→ **Exercise goal**
For each line in the data below that holds "Звезда", return a copy.

[Extracted data entries]
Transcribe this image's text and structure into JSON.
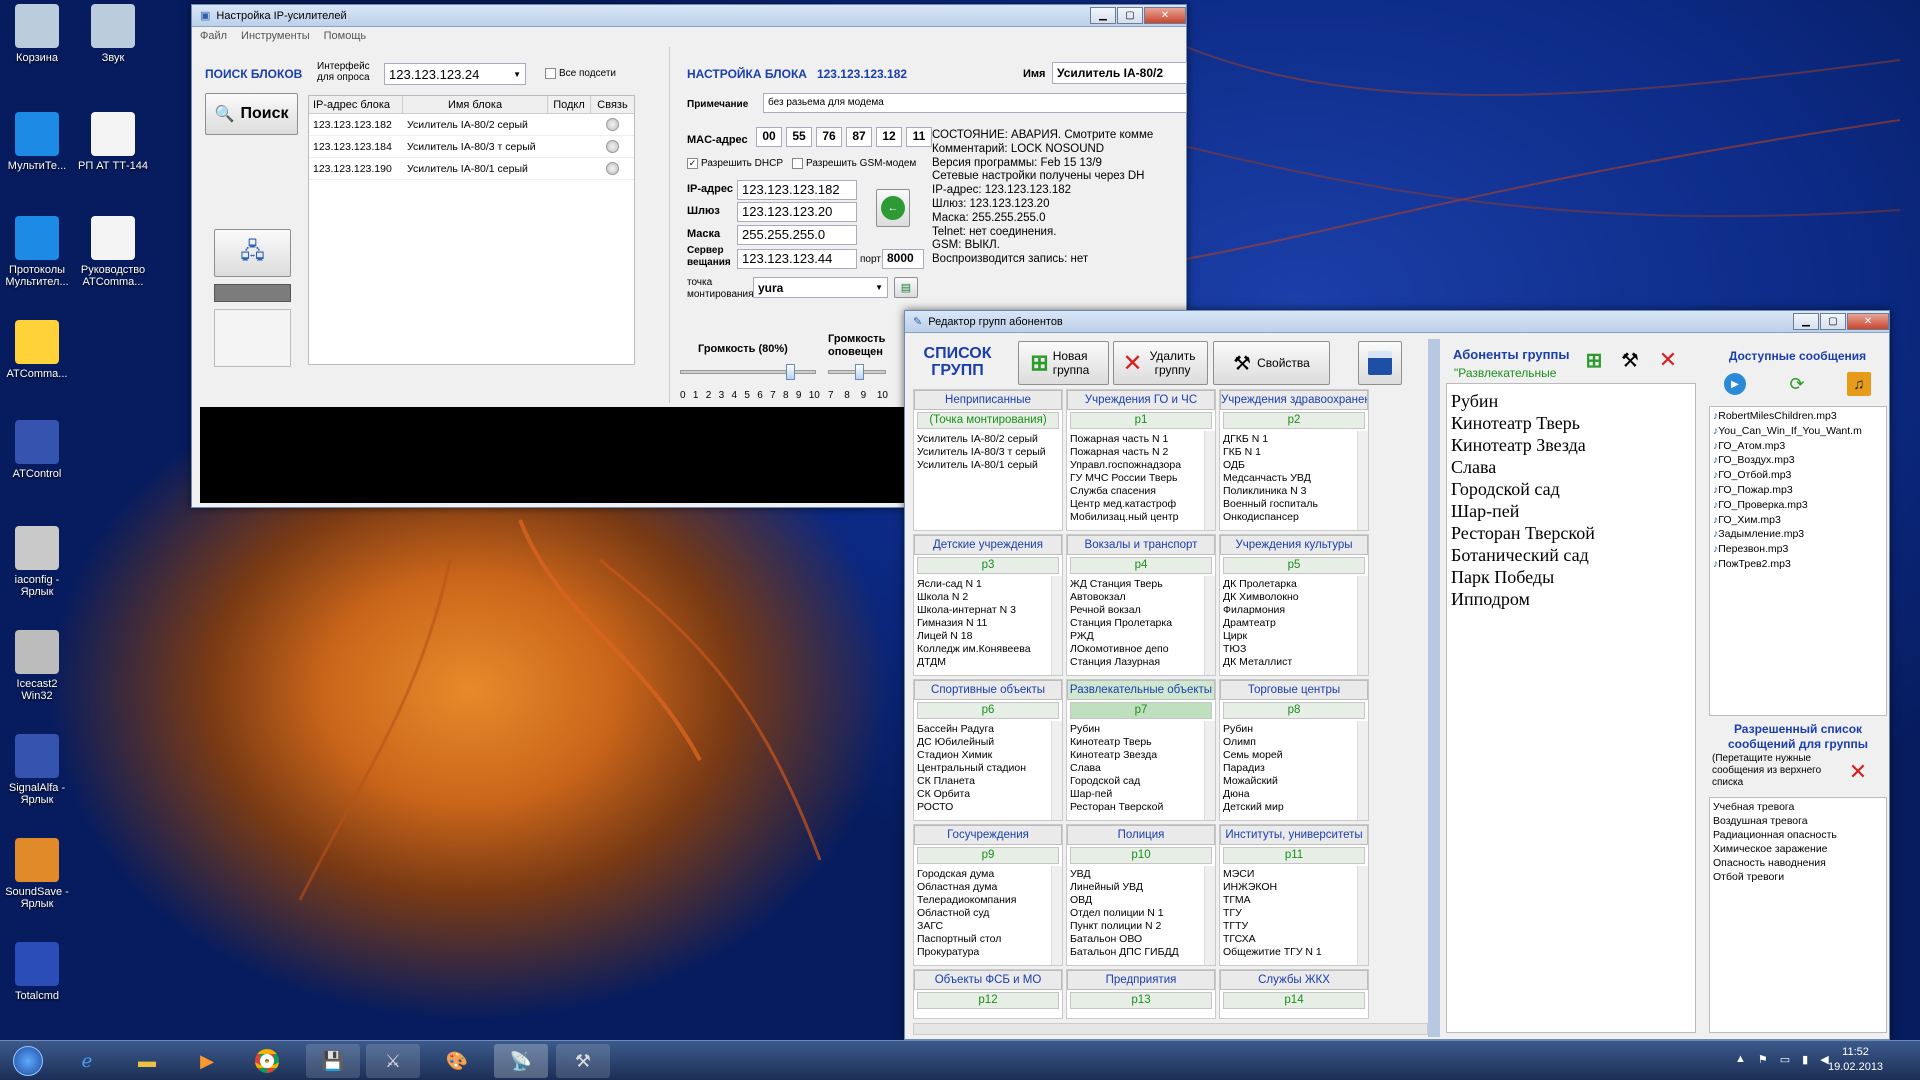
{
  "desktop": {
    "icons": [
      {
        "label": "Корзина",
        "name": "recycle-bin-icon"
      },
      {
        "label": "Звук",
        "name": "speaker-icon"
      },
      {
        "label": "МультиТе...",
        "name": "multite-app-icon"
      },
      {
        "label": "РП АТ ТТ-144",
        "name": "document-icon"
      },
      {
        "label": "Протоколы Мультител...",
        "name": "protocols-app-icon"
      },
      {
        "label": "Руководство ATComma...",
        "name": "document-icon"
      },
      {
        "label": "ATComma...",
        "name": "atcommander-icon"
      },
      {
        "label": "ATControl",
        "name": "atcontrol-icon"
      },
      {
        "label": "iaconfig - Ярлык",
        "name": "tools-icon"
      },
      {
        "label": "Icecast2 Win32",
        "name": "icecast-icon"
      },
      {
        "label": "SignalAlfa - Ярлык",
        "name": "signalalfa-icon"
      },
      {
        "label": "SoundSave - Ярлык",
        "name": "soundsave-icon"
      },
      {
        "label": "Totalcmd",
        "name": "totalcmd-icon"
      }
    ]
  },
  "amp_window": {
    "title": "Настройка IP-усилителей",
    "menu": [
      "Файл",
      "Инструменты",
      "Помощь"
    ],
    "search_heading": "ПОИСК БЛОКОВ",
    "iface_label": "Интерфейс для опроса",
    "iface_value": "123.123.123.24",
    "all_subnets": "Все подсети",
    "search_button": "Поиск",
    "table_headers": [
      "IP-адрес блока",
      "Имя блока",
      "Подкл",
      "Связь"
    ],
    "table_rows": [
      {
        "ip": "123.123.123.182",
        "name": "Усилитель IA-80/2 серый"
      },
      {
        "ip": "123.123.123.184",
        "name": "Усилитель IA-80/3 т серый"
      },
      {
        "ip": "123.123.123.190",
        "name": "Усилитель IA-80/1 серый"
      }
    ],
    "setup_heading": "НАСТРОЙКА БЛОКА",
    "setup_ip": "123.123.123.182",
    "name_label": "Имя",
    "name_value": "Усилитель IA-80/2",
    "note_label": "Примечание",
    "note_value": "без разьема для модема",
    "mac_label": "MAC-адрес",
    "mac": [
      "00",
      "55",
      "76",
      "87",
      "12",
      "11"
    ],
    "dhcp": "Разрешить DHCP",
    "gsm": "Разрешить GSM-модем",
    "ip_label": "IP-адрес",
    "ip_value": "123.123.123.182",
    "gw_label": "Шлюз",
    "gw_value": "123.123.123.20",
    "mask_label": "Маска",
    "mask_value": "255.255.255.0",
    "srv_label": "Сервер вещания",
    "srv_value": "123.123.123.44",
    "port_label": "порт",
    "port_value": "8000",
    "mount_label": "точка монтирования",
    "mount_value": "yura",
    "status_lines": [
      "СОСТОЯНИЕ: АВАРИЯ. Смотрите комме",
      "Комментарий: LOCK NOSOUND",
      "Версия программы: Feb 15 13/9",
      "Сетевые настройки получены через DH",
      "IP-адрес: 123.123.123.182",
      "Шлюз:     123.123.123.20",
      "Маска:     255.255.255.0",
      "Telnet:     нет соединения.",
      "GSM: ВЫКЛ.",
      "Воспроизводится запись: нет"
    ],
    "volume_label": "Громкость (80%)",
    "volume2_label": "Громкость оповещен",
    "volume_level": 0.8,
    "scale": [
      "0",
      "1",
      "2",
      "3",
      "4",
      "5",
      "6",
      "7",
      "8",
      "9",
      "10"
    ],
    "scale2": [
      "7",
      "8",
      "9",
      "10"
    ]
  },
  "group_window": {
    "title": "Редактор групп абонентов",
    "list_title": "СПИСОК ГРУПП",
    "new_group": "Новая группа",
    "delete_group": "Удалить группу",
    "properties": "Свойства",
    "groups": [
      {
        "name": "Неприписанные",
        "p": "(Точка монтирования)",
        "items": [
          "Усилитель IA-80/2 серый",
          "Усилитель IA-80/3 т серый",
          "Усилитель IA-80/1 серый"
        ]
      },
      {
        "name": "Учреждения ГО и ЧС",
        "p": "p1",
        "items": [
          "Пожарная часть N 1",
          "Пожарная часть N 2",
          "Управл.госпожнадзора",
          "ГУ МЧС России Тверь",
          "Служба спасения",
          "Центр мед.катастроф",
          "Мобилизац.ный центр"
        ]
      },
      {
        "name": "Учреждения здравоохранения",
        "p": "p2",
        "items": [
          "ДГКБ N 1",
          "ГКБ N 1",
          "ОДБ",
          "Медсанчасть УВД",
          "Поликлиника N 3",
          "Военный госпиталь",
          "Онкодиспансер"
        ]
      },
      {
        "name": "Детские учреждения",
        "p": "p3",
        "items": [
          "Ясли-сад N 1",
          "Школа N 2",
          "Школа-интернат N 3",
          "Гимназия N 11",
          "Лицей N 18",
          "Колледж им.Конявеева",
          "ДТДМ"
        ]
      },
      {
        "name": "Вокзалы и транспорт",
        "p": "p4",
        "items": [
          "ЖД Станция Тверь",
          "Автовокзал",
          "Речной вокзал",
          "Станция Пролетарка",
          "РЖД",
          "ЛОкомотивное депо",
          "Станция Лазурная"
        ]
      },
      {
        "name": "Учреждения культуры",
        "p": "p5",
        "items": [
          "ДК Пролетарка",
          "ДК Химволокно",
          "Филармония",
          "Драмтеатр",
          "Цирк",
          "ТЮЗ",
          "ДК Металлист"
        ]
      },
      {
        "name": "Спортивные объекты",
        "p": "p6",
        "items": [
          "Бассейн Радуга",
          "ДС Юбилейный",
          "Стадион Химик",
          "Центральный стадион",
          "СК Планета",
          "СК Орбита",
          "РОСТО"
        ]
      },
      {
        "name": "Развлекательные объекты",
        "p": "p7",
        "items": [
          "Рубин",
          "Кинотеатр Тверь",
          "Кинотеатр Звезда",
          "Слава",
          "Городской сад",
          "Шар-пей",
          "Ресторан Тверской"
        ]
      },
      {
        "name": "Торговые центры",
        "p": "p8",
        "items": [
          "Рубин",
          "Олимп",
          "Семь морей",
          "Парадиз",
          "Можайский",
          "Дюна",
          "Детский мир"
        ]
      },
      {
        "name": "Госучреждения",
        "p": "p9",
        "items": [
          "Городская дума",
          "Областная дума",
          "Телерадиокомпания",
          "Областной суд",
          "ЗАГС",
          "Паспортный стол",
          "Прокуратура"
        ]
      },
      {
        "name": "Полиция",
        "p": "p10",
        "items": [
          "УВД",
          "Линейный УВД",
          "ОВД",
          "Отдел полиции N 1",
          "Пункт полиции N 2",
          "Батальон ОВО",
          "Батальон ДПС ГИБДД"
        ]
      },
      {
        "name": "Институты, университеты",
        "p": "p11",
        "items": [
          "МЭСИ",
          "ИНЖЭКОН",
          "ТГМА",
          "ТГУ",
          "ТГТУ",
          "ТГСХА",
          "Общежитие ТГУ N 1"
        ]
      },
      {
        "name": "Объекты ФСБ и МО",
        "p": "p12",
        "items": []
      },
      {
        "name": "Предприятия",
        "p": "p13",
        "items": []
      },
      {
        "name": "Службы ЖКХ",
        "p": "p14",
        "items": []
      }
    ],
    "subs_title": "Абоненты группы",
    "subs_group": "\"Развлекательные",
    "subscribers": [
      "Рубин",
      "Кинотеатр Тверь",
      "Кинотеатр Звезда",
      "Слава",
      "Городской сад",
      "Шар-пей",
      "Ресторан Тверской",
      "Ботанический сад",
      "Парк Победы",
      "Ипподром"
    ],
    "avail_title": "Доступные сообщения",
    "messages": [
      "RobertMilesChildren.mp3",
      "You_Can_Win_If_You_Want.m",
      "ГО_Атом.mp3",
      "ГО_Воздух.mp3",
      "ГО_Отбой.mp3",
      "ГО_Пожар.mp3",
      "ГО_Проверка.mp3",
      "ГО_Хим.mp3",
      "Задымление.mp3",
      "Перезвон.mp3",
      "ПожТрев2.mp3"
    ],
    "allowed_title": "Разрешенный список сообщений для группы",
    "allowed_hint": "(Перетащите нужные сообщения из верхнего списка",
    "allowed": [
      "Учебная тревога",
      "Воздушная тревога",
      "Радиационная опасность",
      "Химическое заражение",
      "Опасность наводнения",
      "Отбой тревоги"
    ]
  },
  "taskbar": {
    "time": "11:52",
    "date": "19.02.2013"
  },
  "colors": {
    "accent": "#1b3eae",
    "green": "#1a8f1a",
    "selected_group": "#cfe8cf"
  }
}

→ **The answer**
          "Кинотеатр Звезда",
      "Кинотеатр Звезда",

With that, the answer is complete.